= INSTRUCTIONS TO FOLLOW =
Will you print the material below without altering a single character?
═════ RECORDS FOR THIS TASK ═════
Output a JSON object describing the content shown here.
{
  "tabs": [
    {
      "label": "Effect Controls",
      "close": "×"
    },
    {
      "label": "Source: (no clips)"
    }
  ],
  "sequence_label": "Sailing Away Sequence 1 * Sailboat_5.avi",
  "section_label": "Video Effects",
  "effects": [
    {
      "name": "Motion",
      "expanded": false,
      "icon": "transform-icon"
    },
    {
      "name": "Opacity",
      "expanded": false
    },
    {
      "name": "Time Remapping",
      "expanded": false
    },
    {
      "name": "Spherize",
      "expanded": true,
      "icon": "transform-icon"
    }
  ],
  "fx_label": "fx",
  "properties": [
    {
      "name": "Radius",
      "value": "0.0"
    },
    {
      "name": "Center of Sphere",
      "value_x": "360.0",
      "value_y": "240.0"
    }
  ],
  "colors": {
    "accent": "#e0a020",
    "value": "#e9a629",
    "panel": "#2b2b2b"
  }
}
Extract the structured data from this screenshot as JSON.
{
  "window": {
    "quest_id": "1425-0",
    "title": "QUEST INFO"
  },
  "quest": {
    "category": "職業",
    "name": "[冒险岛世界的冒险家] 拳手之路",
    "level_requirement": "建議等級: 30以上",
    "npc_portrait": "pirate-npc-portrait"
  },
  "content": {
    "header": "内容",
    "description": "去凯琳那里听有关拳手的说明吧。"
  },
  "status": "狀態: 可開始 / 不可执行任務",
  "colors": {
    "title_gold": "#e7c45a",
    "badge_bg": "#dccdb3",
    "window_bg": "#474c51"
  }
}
═════
= EXERCISE SOLUTION =
Output a JSON object describing the content shown here.
{
  "tabs": [
    {
      "label": "Effect Controls",
      "close": "×"
    },
    {
      "label": "Source: (no clips)"
    }
  ],
  "sequence_label": "Sailing Away Sequence 1 * Sailboat_5.avi",
  "section_label": "Video Effects",
  "effects": [
    {
      "name": "Motion",
      "expanded": false,
      "icon": "transform-icon"
    },
    {
      "name": "Opacity",
      "expanded": false
    },
    {
      "name": "Time Remapping",
      "expanded": false
    },
    {
      "name": "Spherize",
      "expanded": true,
      "icon": "transform-icon"
    }
  ],
  "fx_label": "fx",
  "properties": [
    {
      "name": "Radius",
      "value": "0.0"
    },
    {
      "name": "Center of Sphere",
      "value_x": "360.0",
      "value_y": "240.0"
    }
  ],
  "colors": {
    "accent": "#e0a020",
    "value": "#e9a629",
    "panel": "#2b2b2b"
  }
}
Extract the structured data from this screenshot as JSON.
{
  "window": {
    "quest_id": "1425-0",
    "title": "QUEST INFO"
  },
  "quest": {
    "category": "職業",
    "name": "[冒险岛世界的冒险家] 拳手之路",
    "level_requirement": "建議等級: 30以上",
    "npc_portrait": "pirate-npc-portrait"
  },
  "content": {
    "header": "内容",
    "description": "去凯琳那里听有关拳手的说明吧。"
  },
  "status": "狀態: 可開始 / 不可执行任務",
  "colors": {
    "title_gold": "#e7c45a",
    "badge_bg": "#dccdb3",
    "window_bg": "#474c51"
  }
}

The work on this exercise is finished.